* [Task directions]:
Return the full listing exactly as it is written.

* [Dataset records]:
-------------------------

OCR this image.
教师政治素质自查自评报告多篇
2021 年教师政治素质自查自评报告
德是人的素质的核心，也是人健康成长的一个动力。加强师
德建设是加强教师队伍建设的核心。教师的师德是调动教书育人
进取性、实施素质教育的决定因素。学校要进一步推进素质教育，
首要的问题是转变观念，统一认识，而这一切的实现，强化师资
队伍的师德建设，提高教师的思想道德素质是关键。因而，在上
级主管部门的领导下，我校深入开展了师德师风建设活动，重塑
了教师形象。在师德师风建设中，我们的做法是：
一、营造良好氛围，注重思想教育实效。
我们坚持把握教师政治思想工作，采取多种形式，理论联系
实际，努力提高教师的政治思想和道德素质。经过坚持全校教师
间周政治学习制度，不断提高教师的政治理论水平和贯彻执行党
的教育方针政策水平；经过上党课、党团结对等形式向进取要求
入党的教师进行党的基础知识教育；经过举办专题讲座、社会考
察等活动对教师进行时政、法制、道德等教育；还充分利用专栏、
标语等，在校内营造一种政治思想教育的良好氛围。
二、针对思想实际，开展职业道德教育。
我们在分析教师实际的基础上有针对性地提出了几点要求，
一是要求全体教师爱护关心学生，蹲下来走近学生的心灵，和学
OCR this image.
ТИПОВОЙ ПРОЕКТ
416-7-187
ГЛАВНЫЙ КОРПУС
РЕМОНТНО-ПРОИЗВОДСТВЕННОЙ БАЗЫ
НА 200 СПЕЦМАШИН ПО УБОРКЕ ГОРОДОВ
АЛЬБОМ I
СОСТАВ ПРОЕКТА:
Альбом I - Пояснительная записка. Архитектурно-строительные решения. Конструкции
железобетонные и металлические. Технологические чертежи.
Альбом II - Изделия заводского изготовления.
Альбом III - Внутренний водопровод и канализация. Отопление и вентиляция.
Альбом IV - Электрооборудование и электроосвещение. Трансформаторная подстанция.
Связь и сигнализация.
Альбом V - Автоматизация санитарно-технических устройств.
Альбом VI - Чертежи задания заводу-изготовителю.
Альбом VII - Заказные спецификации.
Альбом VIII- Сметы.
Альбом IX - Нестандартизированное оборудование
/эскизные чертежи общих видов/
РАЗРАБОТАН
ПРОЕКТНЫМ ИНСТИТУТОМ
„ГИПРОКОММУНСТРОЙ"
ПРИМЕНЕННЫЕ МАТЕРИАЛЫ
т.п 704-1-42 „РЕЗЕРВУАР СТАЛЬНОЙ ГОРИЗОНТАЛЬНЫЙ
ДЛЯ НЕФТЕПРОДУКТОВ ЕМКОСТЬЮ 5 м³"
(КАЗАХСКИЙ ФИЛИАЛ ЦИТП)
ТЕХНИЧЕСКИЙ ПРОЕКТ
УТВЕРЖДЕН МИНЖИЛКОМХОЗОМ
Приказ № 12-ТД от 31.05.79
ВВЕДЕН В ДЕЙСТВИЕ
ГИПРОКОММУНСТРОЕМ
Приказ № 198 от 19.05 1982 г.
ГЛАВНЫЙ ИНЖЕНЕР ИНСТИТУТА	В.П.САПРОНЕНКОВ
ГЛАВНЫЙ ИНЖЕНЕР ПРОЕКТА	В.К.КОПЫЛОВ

-------------------------

* [Solved exercise]:
OCR this image.
教师政治素质自查自评报告多篇
2021 年教师政治素质自查自评报告
德是人的素质的核心，也是人健康成长的一个动力。加强师
德建设是加强教师队伍建设的核心。教师的师德是调动教书育人
进取性、实施素质教育的决定因素。学校要进一步推进素质教育，
首要的问题是转变观念，统一认识，而这一切的实现，强化师资
队伍的师德建设，提高教师的思想道德素质是关键。因而，在上
级主管部门的领导下，我校深入开展了师德师风建设活动，重塑
了教师形象。在师德师风建设中，我们的做法是：
一、营造良好氛围，注重思想教育实效。
我们坚持把握教师政治思想工作，采取多种形式，理论联系
实际，努力提高教师的政治思想和道德素质。经过坚持全校教师
间周政治学习制度，不断提高教师的政治理论水平和贯彻执行党
的教育方针政策水平；经过上党课、党团结对等形式向进取要求
入党的教师进行党的基础知识教育；经过举办专题讲座、社会考
察等活动对教师进行时政、法制、道德等教育；还充分利用专栏、
标语等，在校内营造一种政治思想教育的良好氛围。
二、针对思想实际，开展职业道德教育。
我们在分析教师实际的基础上有针对性地提出了几点要求，
一是要求全体教师爱护关心学生，蹲下来走近学生的心灵，和学
OCR this image.
ТИПОВОЙ ПРОЕКТ
416-7-187
ГЛАВНЫЙ КОРПУС
РЕМОНТНО-ПРОИЗВОДСТВЕННОЙ БАЗЫ
НА 200 СПЕЦМАШИН ПО УБОРКЕ ГОРОДОВ
АЛЬБОМ I
СОСТАВ ПРОЕКТА:
Альбом I - Пояснительная записка. Архитектурно-строительные решения. Конструкции
железобетонные и металлические. Технологические чертежи.
Альбом II - Изделия заводского изготовления.
Альбом III - Внутренний водопровод и канализация. Отопление и вентиляция.
Альбом IV - Электрооборудование и электроосвещение. Трансформаторная подстанция.
Связь и сигнализация.
Альбом V - Автоматизация санитарно-технических устройств.
Альбом VI - Чертежи задания заводу-изготовителю.
Альбом VII - Заказные спецификации.
Альбом VIII- Сметы.
Альбом IX - Нестандартизированное оборудование
/эскизные чертежи общих видов/
РАЗРАБОТАН
ПРОЕКТНЫМ ИНСТИТУТОМ
„ГИПРОКОММУНСТРОЙ"
ПРИМЕНЕННЫЕ МАТЕРИАЛЫ
т.п 704-1-42 „РЕЗЕРВУАР СТАЛЬНОЙ ГОРИЗОНТАЛЬНЫЙ
ДЛЯ НЕФТЕПРОДУКТОВ ЕМКОСТЬЮ 5 м³"
(КАЗАХСКИЙ ФИЛИАЛ ЦИТП)
ТЕХНИЧЕСКИЙ ПРОЕКТ
УТВЕРЖДЕН МИНЖИЛКОМХОЗОМ
Приказ № 12-ТД от 31.05.79
ВВЕДЕН В ДЕЙСТВИЕ
ГИПРОКОММУНСТРОЕМ
Приказ № 198 от 19.05 1982 г.
ГЛАВНЫЙ ИНЖЕНЕР ИНСТИТУТА	В.П.САПРОНЕНКОВ
ГЛАВНЫЙ ИНЖЕНЕР ПРОЕКТА	В.К.КОПЫЛОВ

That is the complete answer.